Written exercise
Repeat the listing word for word. No pictures belong in the copy.

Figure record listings
══════════════════════════════

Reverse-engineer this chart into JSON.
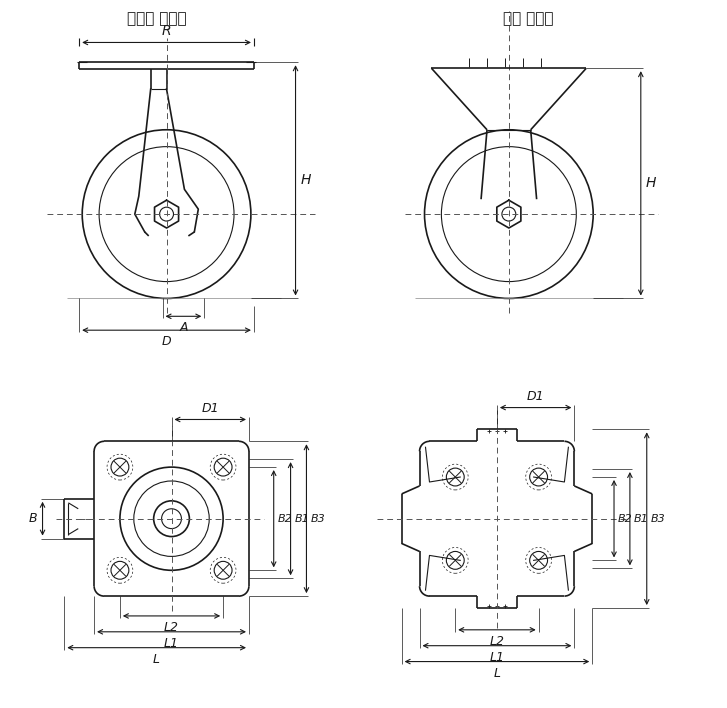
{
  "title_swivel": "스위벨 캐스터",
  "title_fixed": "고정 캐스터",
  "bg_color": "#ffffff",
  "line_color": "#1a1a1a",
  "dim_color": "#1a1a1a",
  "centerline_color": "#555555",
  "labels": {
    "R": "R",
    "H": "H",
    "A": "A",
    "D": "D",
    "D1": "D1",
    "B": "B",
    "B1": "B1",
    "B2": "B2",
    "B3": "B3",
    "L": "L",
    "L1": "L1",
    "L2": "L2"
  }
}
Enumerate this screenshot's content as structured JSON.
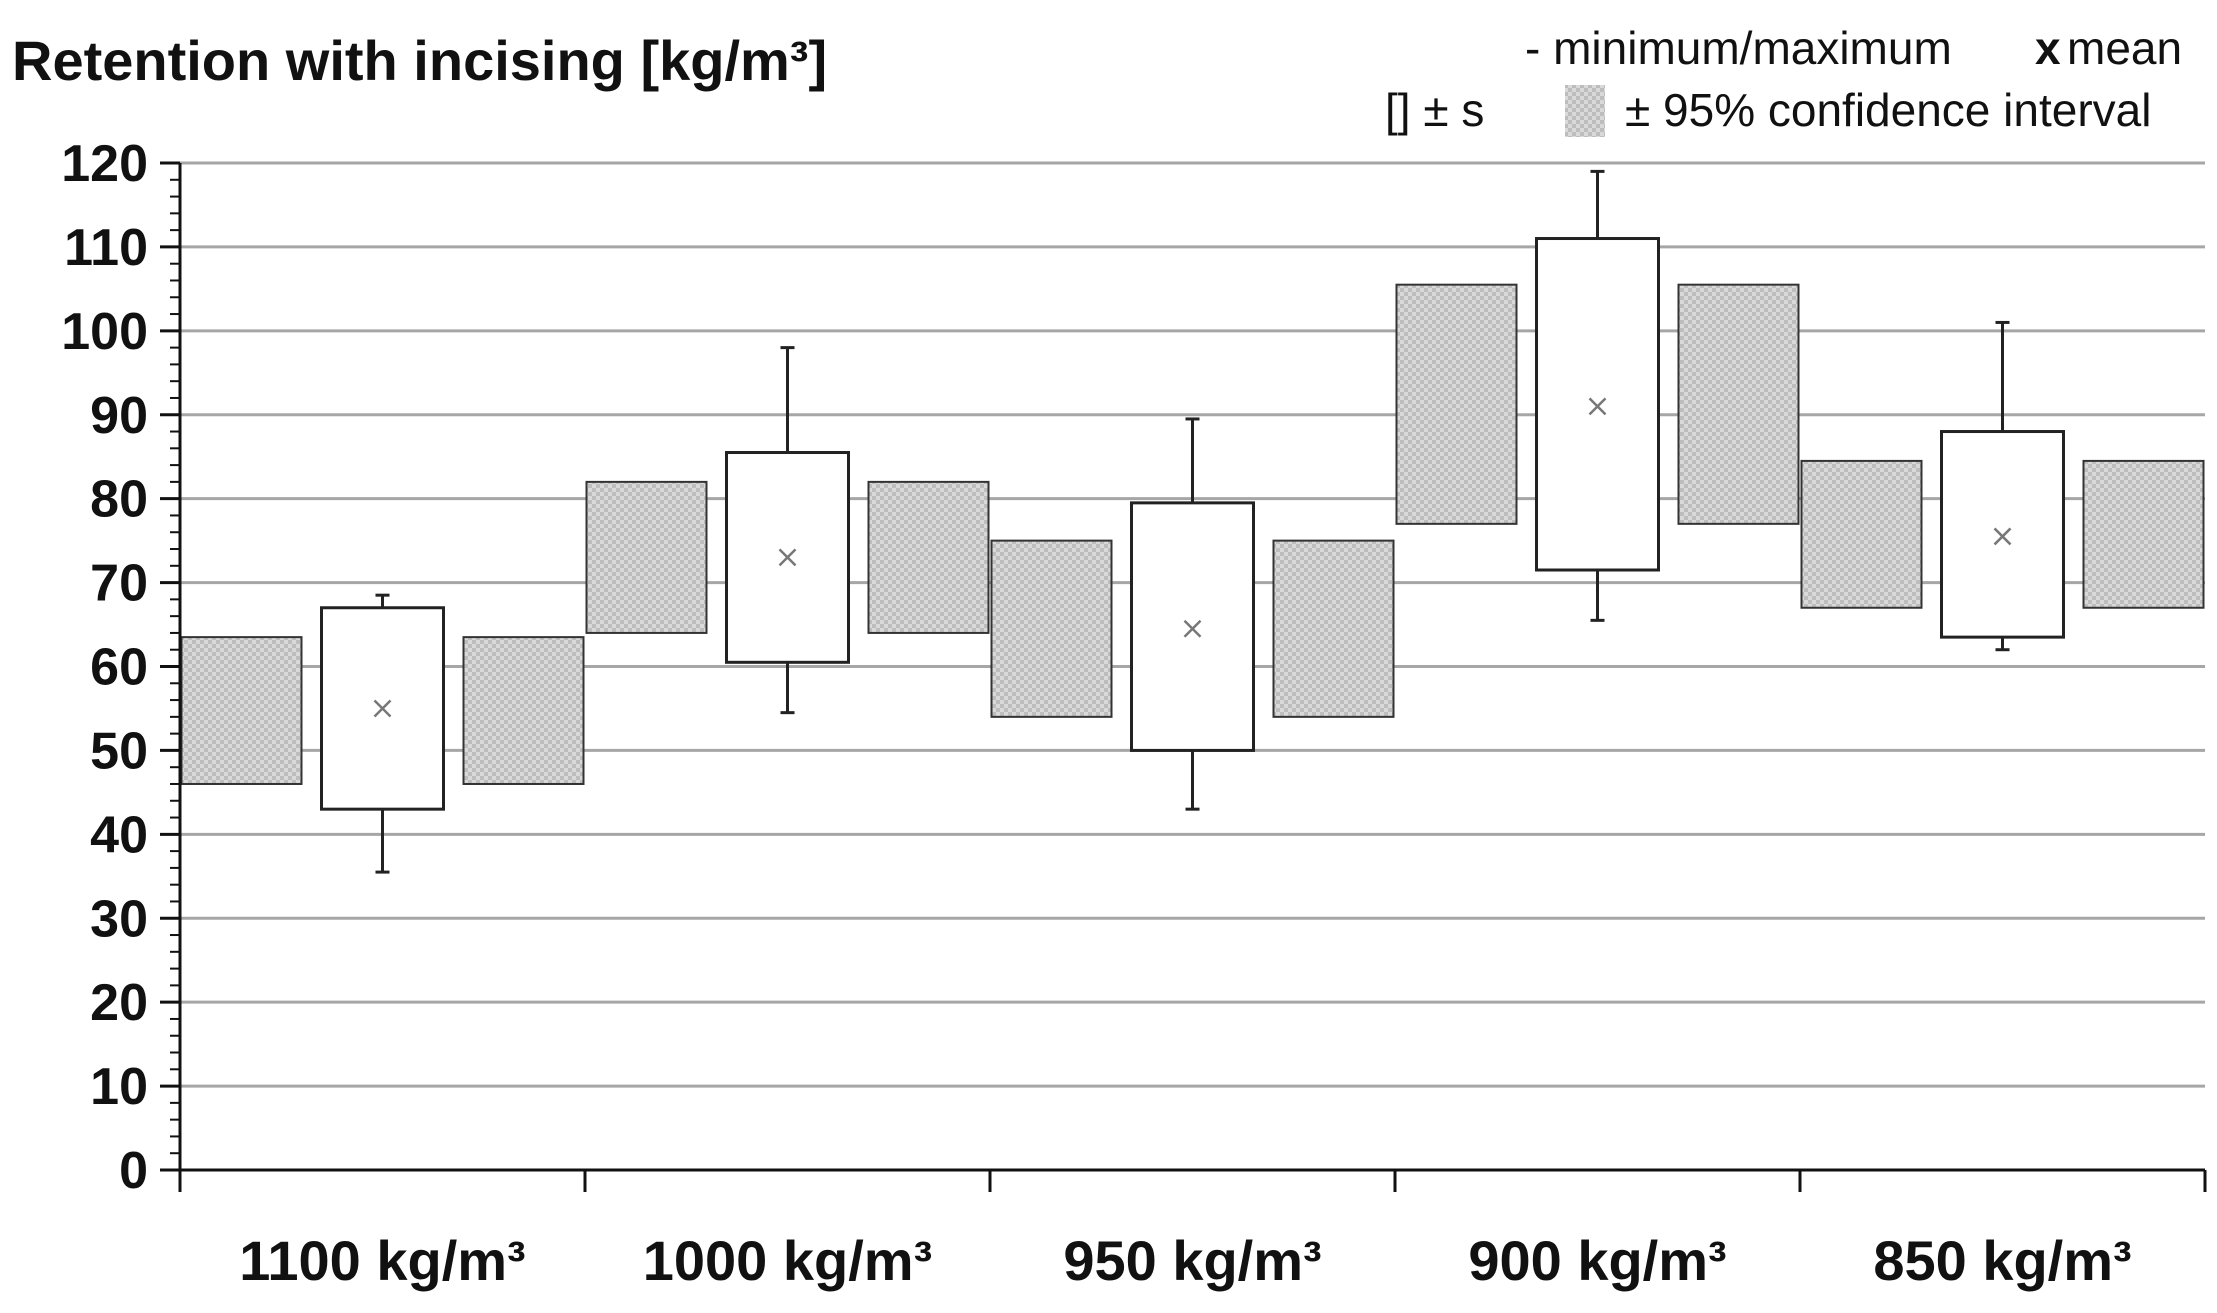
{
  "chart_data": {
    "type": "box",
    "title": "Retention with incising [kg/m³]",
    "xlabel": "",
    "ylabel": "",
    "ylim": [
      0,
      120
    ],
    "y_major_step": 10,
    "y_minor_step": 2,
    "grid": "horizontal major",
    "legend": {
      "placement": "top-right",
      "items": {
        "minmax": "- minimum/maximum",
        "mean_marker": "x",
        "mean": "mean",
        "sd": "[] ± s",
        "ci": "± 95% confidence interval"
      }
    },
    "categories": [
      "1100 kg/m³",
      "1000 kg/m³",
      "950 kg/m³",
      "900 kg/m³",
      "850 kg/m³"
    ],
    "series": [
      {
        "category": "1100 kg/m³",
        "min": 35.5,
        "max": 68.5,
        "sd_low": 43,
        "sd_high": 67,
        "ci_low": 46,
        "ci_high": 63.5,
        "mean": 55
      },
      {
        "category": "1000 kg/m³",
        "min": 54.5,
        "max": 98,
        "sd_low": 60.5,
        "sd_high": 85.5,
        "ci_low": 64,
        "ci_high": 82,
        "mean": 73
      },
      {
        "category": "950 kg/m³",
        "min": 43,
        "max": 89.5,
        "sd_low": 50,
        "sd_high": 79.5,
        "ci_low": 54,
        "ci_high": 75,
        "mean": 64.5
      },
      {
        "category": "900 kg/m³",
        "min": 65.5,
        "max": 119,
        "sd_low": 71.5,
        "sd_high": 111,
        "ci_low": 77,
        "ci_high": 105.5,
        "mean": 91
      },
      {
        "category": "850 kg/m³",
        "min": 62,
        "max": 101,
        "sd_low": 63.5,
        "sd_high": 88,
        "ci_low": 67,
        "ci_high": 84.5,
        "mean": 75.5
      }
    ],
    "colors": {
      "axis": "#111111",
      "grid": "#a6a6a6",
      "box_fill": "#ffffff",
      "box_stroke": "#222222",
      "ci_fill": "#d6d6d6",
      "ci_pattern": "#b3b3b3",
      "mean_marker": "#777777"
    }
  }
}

══════════════════════════════

Exercise solution
Reverse-engineer this chart into JSON.
{
  "title_swivel": "스위벨 캐스터",
  "title_fixed": "고정 캐스터",
  "bg_color": "#ffffff",
  "line_color": "#1a1a1a",
  "dim_color": "#1a1a1a",
  "centerline_color": "#555555",
  "labels": {
    "R": "R",
    "H": "H",
    "A": "A",
    "D": "D",
    "D1": "D1",
    "B": "B",
    "B1": "B1",
    "B2": "B2",
    "B3": "B3",
    "L": "L",
    "L1": "L1",
    "L2": "L2"
  }
}
Enumerate this screenshot's content as structured JSON.
{
  "chart_data": {
    "type": "box",
    "title": "Retention with incising [kg/m³]",
    "xlabel": "",
    "ylabel": "",
    "ylim": [
      0,
      120
    ],
    "y_major_step": 10,
    "y_minor_step": 2,
    "grid": "horizontal major",
    "legend": {
      "placement": "top-right",
      "items": {
        "minmax": "- minimum/maximum",
        "mean_marker": "x",
        "mean": "mean",
        "sd": "[] ± s",
        "ci": "± 95% confidence interval"
      }
    },
    "categories": [
      "1100 kg/m³",
      "1000 kg/m³",
      "950 kg/m³",
      "900 kg/m³",
      "850 kg/m³"
    ],
    "series": [
      {
        "category": "1100 kg/m³",
        "min": 35.5,
        "max": 68.5,
        "sd_low": 43,
        "sd_high": 67,
        "ci_low": 46,
        "ci_high": 63.5,
        "mean": 55
      },
      {
        "category": "1000 kg/m³",
        "min": 54.5,
        "max": 98,
        "sd_low": 60.5,
        "sd_high": 85.5,
        "ci_low": 64,
        "ci_high": 82,
        "mean": 73
      },
      {
        "category": "950 kg/m³",
        "min": 43,
        "max": 89.5,
        "sd_low": 50,
        "sd_high": 79.5,
        "ci_low": 54,
        "ci_high": 75,
        "mean": 64.5
      },
      {
        "category": "900 kg/m³",
        "min": 65.5,
        "max": 119,
        "sd_low": 71.5,
        "sd_high": 111,
        "ci_low": 77,
        "ci_high": 105.5,
        "mean": 91
      },
      {
        "category": "850 kg/m³",
        "min": 62,
        "max": 101,
        "sd_low": 63.5,
        "sd_high": 88,
        "ci_low": 67,
        "ci_high": 84.5,
        "mean": 75.5
      }
    ],
    "colors": {
      "axis": "#111111",
      "grid": "#a6a6a6",
      "box_fill": "#ffffff",
      "box_stroke": "#222222",
      "ci_fill": "#d6d6d6",
      "ci_pattern": "#b3b3b3",
      "mean_marker": "#777777"
    }
  }
}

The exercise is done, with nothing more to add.